Challenge: How many lines in these records hold the string "dwellings"? State only that number.

----- Records shown

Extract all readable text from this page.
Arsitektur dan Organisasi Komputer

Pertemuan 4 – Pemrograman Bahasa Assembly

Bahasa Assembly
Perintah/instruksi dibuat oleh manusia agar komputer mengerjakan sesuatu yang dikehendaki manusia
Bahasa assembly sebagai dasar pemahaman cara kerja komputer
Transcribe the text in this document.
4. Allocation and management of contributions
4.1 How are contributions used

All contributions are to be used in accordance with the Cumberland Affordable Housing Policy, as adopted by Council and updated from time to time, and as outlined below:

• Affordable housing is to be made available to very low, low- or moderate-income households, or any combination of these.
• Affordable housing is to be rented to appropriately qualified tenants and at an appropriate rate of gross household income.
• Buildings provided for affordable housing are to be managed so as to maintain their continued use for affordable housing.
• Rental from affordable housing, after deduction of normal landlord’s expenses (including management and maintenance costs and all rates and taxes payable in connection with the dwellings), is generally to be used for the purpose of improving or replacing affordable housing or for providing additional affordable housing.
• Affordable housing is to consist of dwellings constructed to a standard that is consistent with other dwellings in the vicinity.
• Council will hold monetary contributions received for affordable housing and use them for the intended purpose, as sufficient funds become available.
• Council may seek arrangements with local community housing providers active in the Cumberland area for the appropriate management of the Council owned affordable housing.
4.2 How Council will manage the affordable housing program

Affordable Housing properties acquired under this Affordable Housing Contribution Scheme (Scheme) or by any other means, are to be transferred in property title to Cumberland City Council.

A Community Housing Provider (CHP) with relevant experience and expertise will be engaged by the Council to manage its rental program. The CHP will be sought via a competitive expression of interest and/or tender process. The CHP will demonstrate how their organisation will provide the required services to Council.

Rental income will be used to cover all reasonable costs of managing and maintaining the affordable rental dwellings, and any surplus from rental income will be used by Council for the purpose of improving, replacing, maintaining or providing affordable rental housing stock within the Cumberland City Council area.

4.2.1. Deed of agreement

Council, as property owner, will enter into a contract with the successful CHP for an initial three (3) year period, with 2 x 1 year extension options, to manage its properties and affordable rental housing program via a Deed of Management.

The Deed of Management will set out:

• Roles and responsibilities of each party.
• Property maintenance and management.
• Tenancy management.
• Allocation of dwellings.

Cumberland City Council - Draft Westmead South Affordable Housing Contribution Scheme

----------

Task result: 4